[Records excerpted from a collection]
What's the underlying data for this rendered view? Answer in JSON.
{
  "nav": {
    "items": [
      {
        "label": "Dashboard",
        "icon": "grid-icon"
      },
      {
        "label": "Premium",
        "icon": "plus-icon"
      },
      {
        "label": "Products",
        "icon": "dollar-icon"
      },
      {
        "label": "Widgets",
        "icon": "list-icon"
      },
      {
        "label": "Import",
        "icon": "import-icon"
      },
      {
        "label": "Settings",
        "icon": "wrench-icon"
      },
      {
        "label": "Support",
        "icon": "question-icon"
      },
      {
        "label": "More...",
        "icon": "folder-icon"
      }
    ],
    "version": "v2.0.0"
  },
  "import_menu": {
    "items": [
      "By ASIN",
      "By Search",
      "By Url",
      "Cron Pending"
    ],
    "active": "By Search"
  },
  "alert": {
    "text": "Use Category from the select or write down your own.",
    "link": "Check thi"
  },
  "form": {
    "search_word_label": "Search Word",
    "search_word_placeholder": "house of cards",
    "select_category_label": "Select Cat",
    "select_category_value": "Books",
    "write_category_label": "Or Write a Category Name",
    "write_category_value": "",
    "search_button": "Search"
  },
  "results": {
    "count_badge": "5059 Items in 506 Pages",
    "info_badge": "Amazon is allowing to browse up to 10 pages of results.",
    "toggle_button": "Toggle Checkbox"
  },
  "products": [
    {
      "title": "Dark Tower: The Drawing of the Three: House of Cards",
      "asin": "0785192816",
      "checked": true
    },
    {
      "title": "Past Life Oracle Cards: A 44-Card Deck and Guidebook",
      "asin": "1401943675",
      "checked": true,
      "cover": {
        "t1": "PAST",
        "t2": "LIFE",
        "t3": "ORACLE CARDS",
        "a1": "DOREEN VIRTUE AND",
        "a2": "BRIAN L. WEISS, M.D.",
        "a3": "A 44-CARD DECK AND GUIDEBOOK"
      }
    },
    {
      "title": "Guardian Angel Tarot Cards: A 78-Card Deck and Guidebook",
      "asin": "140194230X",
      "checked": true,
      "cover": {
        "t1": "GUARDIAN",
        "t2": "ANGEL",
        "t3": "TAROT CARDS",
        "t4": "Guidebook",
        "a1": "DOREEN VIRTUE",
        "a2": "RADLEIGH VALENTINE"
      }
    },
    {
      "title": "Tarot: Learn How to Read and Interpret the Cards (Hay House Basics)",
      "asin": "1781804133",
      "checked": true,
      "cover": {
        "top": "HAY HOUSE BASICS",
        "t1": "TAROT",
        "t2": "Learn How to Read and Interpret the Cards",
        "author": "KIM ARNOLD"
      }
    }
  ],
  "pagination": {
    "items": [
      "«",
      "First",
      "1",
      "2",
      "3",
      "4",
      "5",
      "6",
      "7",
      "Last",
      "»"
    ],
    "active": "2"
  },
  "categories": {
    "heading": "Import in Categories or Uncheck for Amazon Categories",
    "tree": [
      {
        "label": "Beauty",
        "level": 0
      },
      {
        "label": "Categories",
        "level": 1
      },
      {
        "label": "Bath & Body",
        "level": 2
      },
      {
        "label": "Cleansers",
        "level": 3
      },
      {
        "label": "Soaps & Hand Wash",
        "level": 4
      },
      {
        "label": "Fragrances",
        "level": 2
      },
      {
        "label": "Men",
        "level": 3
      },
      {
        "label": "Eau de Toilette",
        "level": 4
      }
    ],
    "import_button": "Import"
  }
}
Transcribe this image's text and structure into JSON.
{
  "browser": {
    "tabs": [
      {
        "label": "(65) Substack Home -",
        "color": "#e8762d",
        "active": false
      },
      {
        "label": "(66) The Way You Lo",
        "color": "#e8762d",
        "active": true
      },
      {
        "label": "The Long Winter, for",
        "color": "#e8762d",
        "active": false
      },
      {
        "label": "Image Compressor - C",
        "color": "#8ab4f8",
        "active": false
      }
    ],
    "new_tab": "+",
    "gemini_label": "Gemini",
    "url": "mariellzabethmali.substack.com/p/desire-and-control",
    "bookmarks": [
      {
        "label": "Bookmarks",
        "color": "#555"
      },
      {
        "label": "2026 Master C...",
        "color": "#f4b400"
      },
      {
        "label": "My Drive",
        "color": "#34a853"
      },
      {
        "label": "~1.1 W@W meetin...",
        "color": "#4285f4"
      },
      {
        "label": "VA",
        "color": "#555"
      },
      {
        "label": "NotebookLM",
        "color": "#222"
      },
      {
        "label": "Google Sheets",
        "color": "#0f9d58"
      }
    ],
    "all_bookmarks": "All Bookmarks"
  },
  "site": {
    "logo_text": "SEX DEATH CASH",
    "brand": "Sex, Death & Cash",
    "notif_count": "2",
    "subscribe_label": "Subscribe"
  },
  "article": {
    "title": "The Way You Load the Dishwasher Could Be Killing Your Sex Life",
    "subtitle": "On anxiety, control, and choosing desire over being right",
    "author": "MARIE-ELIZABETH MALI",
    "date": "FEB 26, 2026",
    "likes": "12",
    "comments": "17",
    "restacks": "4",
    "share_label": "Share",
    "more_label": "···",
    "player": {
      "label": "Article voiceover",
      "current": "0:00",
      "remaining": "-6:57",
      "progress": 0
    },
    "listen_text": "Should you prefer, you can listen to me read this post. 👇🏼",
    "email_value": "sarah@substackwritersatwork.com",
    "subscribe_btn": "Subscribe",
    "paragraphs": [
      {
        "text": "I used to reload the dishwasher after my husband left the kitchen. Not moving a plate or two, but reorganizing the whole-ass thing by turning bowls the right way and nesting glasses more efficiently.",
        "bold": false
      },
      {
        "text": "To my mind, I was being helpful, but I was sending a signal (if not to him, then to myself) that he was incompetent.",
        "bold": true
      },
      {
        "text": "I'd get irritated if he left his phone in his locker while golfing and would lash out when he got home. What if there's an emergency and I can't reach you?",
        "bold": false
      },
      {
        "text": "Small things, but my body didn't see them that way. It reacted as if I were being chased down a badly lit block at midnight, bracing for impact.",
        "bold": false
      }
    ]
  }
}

_GIVEN TASK:_
Copy out each line in the listing that has the word "results".

_ANSWER TO THIS PROBLEM:_
  "results": {
    "info_badge": "Amazon is allowing to browse up to 10 pages of results.",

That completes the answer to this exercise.